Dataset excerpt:
____________________
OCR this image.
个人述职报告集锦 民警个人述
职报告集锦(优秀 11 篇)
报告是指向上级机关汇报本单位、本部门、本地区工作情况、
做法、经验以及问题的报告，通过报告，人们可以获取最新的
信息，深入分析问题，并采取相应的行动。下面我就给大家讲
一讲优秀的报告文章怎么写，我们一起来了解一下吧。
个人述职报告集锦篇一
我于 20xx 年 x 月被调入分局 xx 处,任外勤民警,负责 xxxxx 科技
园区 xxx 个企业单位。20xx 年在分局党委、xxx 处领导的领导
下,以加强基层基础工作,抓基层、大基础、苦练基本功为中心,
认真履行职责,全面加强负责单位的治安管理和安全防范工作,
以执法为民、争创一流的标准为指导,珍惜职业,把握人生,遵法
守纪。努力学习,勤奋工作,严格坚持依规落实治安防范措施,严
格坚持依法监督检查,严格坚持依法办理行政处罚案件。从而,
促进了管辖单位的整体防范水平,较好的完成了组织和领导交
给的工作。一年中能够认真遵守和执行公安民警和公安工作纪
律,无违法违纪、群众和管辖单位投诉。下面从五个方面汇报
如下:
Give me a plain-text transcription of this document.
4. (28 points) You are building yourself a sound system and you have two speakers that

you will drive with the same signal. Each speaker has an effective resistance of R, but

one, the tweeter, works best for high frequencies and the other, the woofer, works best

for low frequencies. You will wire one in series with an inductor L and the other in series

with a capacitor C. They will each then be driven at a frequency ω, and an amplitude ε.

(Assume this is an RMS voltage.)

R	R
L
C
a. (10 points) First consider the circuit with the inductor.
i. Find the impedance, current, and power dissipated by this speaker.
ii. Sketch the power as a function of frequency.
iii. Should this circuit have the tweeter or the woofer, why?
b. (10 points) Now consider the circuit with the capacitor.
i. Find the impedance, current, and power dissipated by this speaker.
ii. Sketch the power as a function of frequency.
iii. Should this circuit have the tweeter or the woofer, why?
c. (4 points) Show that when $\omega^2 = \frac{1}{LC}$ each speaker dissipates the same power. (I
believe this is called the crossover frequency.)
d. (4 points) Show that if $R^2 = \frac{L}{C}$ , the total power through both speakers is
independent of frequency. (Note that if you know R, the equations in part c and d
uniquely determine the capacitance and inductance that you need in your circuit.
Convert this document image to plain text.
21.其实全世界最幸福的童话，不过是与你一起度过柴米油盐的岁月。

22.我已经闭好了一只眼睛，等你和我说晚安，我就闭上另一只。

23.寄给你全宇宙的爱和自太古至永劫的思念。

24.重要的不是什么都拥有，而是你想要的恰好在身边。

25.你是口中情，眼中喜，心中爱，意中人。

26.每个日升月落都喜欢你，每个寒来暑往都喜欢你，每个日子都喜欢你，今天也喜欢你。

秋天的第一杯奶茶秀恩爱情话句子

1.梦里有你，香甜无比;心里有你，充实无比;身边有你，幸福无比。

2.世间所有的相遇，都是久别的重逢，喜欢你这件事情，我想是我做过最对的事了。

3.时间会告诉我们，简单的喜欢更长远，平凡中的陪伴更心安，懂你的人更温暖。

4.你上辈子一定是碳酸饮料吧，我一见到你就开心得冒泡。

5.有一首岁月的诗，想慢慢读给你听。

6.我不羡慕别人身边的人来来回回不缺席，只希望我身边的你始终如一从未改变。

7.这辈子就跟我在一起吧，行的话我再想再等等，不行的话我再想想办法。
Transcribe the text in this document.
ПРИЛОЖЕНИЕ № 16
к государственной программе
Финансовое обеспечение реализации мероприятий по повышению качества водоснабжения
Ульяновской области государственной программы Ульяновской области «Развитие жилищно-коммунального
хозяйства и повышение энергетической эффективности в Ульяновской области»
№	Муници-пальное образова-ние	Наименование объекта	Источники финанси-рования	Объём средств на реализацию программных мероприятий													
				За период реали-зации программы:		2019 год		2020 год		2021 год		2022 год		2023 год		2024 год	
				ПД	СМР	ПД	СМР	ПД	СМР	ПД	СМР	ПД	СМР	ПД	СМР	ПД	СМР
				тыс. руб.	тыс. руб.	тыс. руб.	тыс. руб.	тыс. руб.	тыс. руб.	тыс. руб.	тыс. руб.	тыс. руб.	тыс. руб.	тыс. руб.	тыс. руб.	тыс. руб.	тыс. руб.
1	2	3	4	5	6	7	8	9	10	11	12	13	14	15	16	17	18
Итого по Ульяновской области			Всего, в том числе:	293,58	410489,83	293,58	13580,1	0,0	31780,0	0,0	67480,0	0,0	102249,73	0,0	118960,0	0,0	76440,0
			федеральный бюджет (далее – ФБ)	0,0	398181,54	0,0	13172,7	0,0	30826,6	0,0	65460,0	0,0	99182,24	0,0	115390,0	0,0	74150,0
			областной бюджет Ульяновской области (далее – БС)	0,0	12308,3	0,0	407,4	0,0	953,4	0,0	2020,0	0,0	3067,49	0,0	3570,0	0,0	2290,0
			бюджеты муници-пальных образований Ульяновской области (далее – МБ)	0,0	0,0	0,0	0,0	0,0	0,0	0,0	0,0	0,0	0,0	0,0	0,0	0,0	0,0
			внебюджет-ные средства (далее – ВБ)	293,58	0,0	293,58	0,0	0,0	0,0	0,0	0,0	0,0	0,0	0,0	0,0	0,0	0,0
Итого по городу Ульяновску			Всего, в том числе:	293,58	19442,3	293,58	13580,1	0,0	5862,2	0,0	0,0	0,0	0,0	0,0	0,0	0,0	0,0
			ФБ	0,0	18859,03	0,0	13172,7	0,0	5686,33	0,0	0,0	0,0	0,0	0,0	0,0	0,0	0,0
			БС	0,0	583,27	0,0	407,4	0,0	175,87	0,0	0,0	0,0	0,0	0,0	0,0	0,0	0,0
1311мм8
____________________
WHAT YOU ARE ASKED TO DO:
Copy each line above that contains the word "will".

TASK RESPONSE:
you will drive with the same signal. Each speaker has an effective resistance of R, but
for low frequencies. You will wire one in series with an inductor L and the other in series
with a capacitor C. They will each then be driven at a frequency ω, and an amplitude ε.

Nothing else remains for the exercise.